• Set problem: Extract the complete data exactly as given.

• Information provided:

######

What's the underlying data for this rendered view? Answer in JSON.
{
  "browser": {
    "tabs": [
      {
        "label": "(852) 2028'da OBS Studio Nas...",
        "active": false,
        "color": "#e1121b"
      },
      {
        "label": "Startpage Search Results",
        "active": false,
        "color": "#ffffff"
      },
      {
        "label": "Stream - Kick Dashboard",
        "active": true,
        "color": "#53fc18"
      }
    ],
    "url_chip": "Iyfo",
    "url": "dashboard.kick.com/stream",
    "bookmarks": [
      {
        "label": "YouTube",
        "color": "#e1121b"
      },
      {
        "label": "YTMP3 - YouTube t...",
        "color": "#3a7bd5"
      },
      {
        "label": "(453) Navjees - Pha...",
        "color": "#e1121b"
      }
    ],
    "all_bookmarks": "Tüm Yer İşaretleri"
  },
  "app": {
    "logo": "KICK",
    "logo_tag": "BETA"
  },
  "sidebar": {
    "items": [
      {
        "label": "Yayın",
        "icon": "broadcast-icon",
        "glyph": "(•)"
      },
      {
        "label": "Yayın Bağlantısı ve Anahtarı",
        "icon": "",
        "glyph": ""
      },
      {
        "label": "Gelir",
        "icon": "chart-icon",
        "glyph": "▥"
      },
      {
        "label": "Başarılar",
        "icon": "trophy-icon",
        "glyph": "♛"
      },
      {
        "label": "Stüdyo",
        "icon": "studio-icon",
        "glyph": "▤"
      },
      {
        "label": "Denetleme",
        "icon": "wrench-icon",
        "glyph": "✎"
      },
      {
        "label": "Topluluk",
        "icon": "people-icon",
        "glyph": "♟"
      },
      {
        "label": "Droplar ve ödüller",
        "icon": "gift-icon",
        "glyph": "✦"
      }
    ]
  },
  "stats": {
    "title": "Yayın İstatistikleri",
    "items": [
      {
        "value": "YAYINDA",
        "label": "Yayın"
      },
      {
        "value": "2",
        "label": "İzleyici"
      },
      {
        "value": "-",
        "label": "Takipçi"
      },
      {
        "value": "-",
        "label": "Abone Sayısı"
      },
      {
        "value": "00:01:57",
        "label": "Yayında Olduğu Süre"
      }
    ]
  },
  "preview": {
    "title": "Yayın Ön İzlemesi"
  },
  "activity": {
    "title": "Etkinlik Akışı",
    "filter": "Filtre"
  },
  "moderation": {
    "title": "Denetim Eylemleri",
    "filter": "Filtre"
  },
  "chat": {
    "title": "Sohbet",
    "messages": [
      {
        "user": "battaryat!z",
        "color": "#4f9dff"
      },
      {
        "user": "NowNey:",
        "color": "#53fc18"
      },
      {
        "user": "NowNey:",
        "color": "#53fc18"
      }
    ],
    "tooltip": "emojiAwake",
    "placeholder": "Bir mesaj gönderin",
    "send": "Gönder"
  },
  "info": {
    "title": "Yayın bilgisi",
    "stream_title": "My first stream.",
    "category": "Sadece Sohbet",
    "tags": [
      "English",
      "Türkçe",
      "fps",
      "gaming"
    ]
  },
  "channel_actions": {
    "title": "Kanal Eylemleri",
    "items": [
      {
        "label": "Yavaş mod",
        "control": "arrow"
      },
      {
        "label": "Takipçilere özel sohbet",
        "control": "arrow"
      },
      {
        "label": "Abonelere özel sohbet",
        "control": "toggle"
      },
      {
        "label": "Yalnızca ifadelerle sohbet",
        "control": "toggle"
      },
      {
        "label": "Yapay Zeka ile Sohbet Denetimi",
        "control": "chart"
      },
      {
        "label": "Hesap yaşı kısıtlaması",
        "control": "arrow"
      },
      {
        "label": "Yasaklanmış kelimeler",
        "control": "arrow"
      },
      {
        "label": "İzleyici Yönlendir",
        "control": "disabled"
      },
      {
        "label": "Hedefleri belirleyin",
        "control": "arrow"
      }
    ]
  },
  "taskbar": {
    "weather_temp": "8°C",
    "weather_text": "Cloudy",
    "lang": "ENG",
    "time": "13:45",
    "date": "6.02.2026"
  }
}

######

• Reply:
What's the underlying data for this rendered view? Answer in JSON.
{
  "browser": {
    "tabs": [
      {
        "label": "(852) 2028'da OBS Studio Nas...",
        "active": false,
        "color": "#e1121b"
      },
      {
        "label": "Startpage Search Results",
        "active": false,
        "color": "#ffffff"
      },
      {
        "label": "Stream - Kick Dashboard",
        "active": true,
        "color": "#53fc18"
      }
    ],
    "url_chip": "Iyfo",
    "url": "dashboard.kick.com/stream",
    "bookmarks": [
      {
        "label": "YouTube",
        "color": "#e1121b"
      },
      {
        "label": "YTMP3 - YouTube t...",
        "color": "#3a7bd5"
      },
      {
        "label": "(453) Navjees - Pha...",
        "color": "#e1121b"
      }
    ],
    "all_bookmarks": "Tüm Yer İşaretleri"
  },
  "app": {
    "logo": "KICK",
    "logo_tag": "BETA"
  },
  "sidebar": {
    "items": [
      {
        "label": "Yayın",
        "icon": "broadcast-icon",
        "glyph": "(•)"
      },
      {
        "label": "Yayın Bağlantısı ve Anahtarı",
        "icon": "",
        "glyph": ""
      },
      {
        "label": "Gelir",
        "icon": "chart-icon",
        "glyph": "▥"
      },
      {
        "label": "Başarılar",
        "icon": "trophy-icon",
        "glyph": "♛"
      },
      {
        "label": "Stüdyo",
        "icon": "studio-icon",
        "glyph": "▤"
      },
      {
        "label": "Denetleme",
        "icon": "wrench-icon",
        "glyph": "✎"
      },
      {
        "label": "Topluluk",
        "icon": "people-icon",
        "glyph": "♟"
      },
      {
        "label": "Droplar ve ödüller",
        "icon": "gift-icon",
        "glyph": "✦"
      }
    ]
  },
  "stats": {
    "title": "Yayın İstatistikleri",
    "items": [
      {
        "value": "YAYINDA",
        "label": "Yayın"
      },
      {
        "value": "2",
        "label": "İzleyici"
      },
      {
        "value": "-",
        "label": "Takipçi"
      },
      {
        "value": "-",
        "label": "Abone Sayısı"
      },
      {
        "value": "00:01:57",
        "label": "Yayında Olduğu Süre"
      }
    ]
  },
  "preview": {
    "title": "Yayın Ön İzlemesi"
  },
  "activity": {
    "title": "Etkinlik Akışı",
    "filter": "Filtre"
  },
  "moderation": {
    "title": "Denetim Eylemleri",
    "filter": "Filtre"
  },
  "chat": {
    "title": "Sohbet",
    "messages": [
      {
        "user": "battaryat!z",
        "color": "#4f9dff"
      },
      {
        "user": "NowNey:",
        "color": "#53fc18"
      },
      {
        "user": "NowNey:",
        "color": "#53fc18"
      }
    ],
    "tooltip": "emojiAwake",
    "placeholder": "Bir mesaj gönderin",
    "send": "Gönder"
  },
  "info": {
    "title": "Yayın bilgisi",
    "stream_title": "My first stream.",
    "category": "Sadece Sohbet",
    "tags": [
      "English",
      "Türkçe",
      "fps",
      "gaming"
    ]
  },
  "channel_actions": {
    "title": "Kanal Eylemleri",
    "items": [
      {
        "label": "Yavaş mod",
        "control": "arrow"
      },
      {
        "label": "Takipçilere özel sohbet",
        "control": "arrow"
      },
      {
        "label": "Abonelere özel sohbet",
        "control": "toggle"
      },
      {
        "label": "Yalnızca ifadelerle sohbet",
        "control": "toggle"
      },
      {
        "label": "Yapay Zeka ile Sohbet Denetimi",
        "control": "chart"
      },
      {
        "label": "Hesap yaşı kısıtlaması",
        "control": "arrow"
      },
      {
        "label": "Yasaklanmış kelimeler",
        "control": "arrow"
      },
      {
        "label": "İzleyici Yönlendir",
        "control": "disabled"
      },
      {
        "label": "Hedefleri belirleyin",
        "control": "arrow"
      }
    ]
  },
  "taskbar": {
    "weather_temp": "8°C",
    "weather_text": "Cloudy",
    "lang": "ENG",
    "time": "13:45",
    "date": "6.02.2026"
  }
}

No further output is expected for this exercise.